_What you should do_
Using the forum reply about the NeuralOS demo, decide whether each statement agrees with it: (a) Each demo session needs its own H100 GPU. (b) The demo usually runs faster than 2 frames per second. (c) The project's code is kept closed. Answer yes or no for each and quote the deciding words.

_Source extract_
BEGIN

I coded up the demo myself and didn't anticipate how disruptive the intermittent warning messages about waiting users would become. The demo is quite resource-intensive: each session currently requires its own H100 GPU, and I'm already using a dispatcher-worker setup with 8 parallel workers. Unfortunately, demand exceeded my setup, causing significant lag and I had to limit sessions to 60 more seconds when others are waiting. Additionally, the underlying diffusion model itself is slow to run, resulting in a frame rate typically below 2 fps, further compounded by network bottlenecks.
As for model capabilities, NeuralOS is indeed quite limited at this point (as acknowledged in my paper abstract). That's why the demo interactions shown in my tweet were minimal (opening Firefox, typing a URL).
Overall, this is meant as a proof-of-concept demonstrating the potential of generative, neural-network-powered GUIs. It's fully open-source, and I hope others can help improve it going forward!
Thanks again for the honest feedback.

END

_Stored data_
BEGIN

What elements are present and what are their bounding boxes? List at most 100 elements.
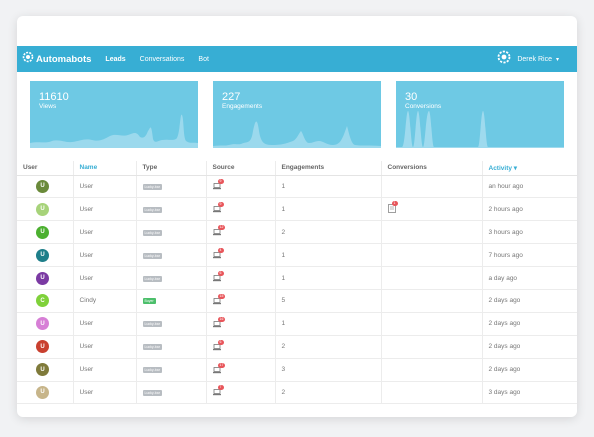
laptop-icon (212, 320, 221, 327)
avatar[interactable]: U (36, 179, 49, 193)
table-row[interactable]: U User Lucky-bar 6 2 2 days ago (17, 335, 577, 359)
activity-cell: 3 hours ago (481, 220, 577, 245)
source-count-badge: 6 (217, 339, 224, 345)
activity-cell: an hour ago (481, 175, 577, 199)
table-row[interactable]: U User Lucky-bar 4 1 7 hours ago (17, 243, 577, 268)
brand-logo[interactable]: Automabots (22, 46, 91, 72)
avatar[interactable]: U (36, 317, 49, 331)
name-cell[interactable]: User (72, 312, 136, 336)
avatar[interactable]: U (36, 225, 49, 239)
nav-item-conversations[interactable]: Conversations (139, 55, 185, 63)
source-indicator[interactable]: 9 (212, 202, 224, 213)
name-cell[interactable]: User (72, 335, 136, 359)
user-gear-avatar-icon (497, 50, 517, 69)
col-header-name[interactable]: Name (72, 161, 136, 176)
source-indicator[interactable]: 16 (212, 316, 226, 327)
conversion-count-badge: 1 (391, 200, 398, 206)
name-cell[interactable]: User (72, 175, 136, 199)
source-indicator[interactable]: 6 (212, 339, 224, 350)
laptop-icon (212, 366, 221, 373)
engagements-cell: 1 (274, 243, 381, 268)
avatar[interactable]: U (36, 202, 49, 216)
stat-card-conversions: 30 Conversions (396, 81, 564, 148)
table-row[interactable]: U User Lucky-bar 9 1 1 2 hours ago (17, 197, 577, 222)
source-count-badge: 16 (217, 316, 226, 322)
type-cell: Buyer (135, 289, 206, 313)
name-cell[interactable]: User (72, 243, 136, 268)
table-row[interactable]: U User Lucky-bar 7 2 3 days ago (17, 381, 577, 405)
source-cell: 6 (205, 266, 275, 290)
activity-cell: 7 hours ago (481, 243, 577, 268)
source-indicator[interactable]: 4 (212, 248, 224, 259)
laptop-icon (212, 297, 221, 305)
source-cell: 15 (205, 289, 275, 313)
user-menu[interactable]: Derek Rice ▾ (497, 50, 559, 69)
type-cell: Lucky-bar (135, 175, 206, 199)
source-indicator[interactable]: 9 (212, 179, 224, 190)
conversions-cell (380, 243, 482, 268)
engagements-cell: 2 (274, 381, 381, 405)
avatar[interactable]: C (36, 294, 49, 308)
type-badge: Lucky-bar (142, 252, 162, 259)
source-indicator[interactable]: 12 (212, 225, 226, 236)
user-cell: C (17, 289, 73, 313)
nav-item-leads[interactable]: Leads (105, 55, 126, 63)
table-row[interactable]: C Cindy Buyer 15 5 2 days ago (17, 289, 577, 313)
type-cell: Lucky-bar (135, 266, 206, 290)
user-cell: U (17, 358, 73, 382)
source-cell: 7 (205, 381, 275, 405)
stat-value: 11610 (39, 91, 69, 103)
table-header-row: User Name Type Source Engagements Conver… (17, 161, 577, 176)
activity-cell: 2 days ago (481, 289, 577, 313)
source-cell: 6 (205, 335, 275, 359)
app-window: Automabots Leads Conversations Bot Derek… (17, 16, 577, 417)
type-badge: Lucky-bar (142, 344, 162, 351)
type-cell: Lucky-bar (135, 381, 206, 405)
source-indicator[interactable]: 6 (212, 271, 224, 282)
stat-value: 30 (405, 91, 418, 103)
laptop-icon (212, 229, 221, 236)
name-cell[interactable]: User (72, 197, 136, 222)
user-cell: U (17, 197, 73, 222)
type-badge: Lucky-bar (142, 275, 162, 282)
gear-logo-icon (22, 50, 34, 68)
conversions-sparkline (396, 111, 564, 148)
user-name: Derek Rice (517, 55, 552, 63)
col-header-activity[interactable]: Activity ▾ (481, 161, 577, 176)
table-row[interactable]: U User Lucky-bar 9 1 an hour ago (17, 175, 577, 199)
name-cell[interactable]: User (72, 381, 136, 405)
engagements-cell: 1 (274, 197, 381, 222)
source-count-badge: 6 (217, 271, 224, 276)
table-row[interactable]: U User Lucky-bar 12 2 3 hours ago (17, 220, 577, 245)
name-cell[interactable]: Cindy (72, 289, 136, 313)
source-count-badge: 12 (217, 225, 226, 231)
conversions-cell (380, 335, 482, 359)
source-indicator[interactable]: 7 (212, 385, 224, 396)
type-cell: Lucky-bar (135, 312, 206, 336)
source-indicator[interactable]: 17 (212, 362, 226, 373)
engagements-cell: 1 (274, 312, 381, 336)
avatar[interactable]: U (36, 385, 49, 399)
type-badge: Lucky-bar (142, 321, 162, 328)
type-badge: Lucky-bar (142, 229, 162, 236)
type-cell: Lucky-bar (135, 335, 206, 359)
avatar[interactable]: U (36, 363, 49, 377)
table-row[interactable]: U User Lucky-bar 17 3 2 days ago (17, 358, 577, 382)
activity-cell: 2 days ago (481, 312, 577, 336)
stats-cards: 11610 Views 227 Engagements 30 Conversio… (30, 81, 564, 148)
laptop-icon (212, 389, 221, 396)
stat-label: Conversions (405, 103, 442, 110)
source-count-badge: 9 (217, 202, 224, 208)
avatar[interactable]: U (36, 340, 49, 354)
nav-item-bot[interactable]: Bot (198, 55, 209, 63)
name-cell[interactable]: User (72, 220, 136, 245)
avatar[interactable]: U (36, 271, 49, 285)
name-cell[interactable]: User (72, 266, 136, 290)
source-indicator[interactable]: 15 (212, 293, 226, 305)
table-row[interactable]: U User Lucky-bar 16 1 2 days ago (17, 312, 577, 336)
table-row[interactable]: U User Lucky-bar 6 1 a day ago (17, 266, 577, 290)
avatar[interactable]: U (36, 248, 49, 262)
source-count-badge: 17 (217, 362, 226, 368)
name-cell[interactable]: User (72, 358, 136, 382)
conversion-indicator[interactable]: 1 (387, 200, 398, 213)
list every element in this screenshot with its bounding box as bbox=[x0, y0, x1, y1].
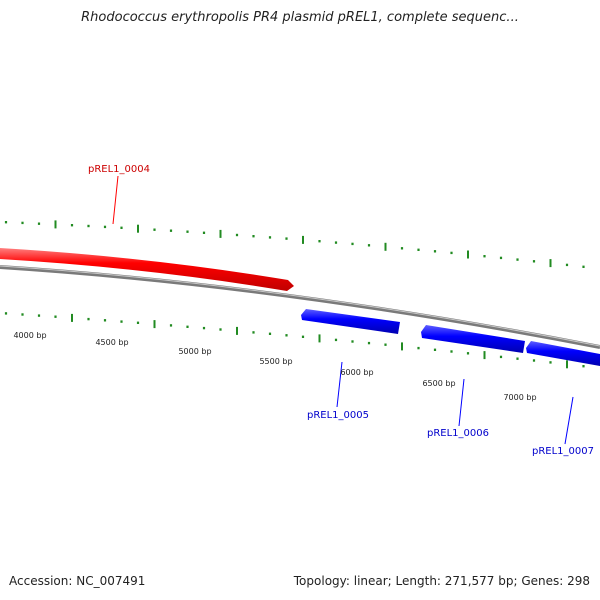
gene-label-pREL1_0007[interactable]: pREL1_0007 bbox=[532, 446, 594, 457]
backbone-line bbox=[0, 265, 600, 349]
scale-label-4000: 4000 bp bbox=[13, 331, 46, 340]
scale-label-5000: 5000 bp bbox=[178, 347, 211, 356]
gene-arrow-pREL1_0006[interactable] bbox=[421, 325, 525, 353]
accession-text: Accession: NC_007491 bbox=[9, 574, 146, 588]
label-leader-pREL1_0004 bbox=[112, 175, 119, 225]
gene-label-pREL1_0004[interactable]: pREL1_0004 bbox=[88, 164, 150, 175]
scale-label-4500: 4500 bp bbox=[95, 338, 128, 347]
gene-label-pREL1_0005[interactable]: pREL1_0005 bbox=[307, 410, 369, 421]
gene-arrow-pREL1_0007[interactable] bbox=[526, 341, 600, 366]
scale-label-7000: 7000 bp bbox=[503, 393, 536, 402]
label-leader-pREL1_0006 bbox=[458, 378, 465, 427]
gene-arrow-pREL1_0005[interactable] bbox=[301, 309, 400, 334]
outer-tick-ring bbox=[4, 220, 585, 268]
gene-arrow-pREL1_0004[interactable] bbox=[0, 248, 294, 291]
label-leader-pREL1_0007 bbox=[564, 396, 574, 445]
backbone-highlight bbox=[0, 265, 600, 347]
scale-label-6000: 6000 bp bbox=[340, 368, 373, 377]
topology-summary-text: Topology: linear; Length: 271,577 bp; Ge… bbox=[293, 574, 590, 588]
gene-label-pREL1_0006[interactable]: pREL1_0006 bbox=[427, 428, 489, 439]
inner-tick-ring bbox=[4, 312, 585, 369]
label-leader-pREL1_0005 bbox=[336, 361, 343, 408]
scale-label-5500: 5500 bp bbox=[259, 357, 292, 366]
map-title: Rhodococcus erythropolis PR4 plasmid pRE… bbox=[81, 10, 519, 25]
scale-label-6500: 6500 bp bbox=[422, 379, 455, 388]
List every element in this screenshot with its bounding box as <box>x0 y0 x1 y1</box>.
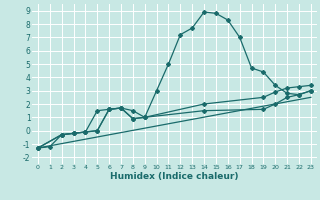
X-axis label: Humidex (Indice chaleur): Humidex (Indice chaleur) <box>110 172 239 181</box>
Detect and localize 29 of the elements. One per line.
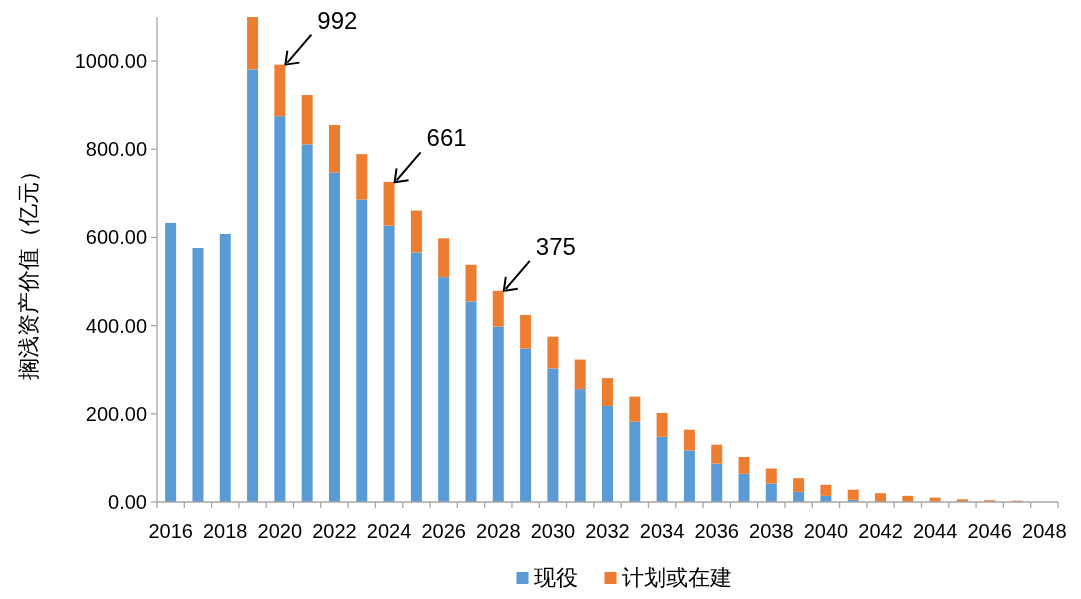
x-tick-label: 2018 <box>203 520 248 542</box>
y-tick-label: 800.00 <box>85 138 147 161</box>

END

_Result for this exercise_
(a) Yes: "each session currently requires its own H100 GPU"
(b) No: "a frame rate typically below 2 fps"
(c) No: "It's fully open-source"